(Saved entries)
= = = = = = =

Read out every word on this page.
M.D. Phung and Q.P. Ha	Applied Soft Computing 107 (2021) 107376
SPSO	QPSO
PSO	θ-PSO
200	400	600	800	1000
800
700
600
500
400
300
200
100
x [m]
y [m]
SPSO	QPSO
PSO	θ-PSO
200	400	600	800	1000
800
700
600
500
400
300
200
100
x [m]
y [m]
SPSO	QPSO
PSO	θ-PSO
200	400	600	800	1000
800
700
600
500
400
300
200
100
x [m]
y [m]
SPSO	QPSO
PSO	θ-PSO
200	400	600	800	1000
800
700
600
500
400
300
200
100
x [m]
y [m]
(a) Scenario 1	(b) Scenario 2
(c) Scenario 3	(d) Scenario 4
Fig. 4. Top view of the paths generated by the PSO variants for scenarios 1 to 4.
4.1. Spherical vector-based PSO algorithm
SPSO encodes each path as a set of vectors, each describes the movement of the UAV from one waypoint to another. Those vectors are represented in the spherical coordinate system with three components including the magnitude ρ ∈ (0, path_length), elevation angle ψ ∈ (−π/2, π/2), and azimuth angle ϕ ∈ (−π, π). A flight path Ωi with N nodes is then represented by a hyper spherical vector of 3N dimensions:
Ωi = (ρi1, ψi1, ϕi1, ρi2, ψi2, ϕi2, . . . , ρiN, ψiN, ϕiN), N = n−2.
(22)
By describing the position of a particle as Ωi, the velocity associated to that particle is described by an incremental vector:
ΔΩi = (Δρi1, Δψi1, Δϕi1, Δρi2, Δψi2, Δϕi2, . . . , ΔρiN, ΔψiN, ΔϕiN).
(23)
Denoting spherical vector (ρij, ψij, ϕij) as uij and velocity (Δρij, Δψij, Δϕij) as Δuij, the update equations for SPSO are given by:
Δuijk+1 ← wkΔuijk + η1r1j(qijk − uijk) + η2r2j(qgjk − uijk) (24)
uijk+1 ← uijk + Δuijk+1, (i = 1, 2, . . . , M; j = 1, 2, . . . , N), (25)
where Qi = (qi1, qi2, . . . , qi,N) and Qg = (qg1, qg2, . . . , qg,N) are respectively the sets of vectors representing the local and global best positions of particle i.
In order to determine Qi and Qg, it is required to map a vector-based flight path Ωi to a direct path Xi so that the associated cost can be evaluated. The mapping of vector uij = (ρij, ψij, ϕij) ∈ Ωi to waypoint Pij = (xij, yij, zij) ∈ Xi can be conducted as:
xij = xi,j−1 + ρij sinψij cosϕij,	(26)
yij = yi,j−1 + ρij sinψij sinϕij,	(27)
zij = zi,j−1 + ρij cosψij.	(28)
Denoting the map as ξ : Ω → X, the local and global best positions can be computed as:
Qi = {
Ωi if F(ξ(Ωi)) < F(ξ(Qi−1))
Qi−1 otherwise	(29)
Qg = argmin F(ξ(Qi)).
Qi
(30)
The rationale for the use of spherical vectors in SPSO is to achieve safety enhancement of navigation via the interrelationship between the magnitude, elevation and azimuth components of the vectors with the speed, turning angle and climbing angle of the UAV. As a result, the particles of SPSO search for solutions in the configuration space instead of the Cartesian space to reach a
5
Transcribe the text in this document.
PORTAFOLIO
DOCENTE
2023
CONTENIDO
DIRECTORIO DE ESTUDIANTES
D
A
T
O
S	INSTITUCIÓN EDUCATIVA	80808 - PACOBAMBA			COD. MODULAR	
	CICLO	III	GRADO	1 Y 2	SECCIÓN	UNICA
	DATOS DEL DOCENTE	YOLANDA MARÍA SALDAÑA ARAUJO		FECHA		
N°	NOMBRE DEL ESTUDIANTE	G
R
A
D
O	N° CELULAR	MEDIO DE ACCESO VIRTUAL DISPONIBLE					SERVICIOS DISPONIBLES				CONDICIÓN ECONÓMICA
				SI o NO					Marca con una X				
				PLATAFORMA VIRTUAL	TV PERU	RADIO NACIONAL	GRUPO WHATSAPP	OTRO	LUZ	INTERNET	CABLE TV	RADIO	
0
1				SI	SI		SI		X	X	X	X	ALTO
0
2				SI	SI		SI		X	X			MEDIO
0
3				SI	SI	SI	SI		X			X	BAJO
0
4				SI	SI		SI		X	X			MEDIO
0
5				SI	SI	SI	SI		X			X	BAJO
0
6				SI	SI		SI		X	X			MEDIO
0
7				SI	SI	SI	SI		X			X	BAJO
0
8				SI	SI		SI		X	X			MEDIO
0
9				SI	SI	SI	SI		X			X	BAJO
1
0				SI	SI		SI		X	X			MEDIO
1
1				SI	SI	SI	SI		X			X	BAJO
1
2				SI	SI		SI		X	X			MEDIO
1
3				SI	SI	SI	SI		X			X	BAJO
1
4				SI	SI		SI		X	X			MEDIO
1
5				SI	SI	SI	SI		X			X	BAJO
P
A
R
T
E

= = = = = = =

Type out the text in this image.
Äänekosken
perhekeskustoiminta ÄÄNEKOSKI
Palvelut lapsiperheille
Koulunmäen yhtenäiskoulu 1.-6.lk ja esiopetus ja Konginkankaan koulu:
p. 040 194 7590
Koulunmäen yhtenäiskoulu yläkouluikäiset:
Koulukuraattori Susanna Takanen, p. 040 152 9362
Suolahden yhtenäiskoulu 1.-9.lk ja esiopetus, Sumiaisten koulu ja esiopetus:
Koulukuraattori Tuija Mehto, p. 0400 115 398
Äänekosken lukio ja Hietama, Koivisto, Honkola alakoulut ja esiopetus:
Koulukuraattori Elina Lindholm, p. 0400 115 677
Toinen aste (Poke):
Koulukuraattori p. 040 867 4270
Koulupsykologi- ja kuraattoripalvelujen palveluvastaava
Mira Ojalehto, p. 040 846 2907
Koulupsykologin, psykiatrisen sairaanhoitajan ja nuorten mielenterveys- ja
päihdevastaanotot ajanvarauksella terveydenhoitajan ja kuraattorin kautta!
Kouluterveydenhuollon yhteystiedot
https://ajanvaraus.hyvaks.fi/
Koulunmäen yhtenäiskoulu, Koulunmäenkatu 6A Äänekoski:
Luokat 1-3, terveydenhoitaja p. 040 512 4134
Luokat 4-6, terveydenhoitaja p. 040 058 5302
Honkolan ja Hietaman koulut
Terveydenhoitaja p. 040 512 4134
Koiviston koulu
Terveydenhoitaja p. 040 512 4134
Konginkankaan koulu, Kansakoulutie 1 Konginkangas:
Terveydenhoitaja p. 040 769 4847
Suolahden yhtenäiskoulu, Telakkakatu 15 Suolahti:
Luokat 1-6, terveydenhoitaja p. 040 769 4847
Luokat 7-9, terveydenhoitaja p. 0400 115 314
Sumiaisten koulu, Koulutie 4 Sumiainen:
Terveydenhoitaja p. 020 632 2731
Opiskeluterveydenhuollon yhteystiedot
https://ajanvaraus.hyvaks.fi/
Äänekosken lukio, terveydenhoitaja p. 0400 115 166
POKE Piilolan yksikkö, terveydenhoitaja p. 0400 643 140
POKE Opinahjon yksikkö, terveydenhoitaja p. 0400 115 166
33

= = = = = = =

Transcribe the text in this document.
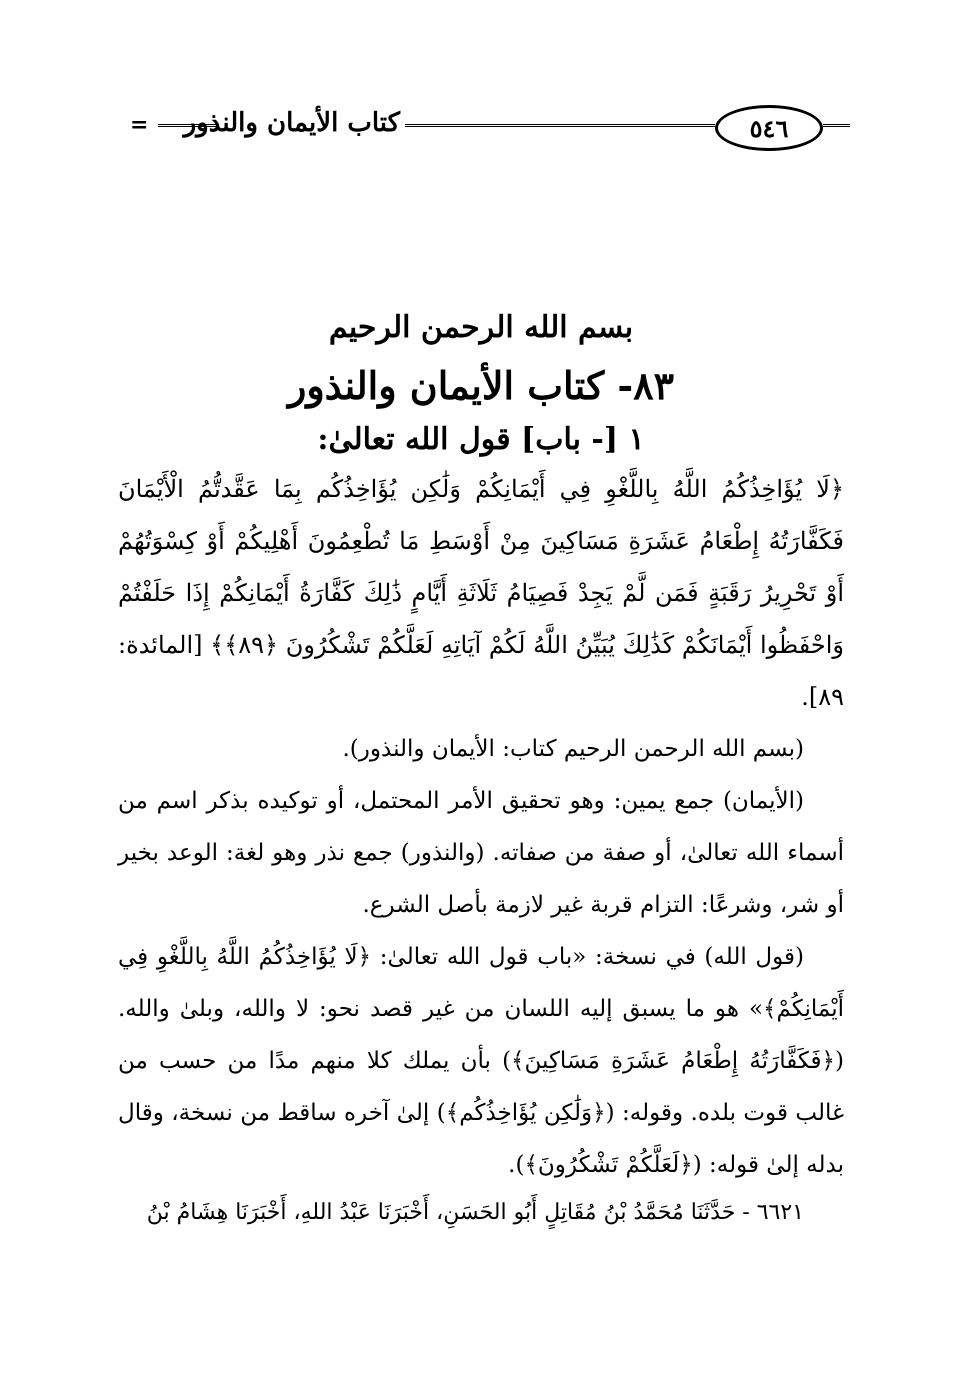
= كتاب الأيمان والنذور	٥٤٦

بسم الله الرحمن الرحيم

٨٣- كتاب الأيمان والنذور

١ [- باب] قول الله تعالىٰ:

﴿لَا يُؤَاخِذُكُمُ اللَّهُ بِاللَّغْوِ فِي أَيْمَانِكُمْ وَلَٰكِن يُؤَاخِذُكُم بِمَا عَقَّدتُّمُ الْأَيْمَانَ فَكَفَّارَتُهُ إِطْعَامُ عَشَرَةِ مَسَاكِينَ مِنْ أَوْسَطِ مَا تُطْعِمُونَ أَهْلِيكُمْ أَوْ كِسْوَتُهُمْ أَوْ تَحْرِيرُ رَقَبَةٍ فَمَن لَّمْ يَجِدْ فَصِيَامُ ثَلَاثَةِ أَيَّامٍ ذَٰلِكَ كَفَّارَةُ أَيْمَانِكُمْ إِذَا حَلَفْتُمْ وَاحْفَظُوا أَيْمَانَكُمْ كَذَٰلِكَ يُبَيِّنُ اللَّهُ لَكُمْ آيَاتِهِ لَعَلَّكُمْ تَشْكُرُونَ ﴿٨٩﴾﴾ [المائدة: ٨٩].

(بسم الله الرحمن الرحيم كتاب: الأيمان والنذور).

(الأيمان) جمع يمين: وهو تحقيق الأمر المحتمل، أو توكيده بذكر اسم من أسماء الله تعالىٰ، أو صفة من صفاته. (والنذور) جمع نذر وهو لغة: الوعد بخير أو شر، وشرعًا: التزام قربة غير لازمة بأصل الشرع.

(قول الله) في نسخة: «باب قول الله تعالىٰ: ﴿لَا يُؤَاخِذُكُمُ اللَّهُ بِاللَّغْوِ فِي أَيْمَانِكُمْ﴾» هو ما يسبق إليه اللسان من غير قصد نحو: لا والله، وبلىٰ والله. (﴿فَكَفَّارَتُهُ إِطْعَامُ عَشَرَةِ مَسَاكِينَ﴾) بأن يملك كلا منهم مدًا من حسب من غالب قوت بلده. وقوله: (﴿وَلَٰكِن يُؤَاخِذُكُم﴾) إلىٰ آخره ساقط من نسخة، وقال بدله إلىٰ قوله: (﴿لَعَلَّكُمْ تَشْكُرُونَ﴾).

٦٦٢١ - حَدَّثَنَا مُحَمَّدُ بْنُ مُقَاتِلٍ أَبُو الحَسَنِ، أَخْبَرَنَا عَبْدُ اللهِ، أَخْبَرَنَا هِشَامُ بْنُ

= = = = = = =

◆ **Do this**
Where a line holds "Koulukuraattori", copy that line.

◆ **Exercise solution**
Koulukuraattori Susanna Takanen, p. 040 152 9362
Koulukuraattori Tuija Mehto, p. 0400 115 398
Koulukuraattori Elina Lindholm, p. 0400 115 677
Koulukuraattori p. 040 867 4270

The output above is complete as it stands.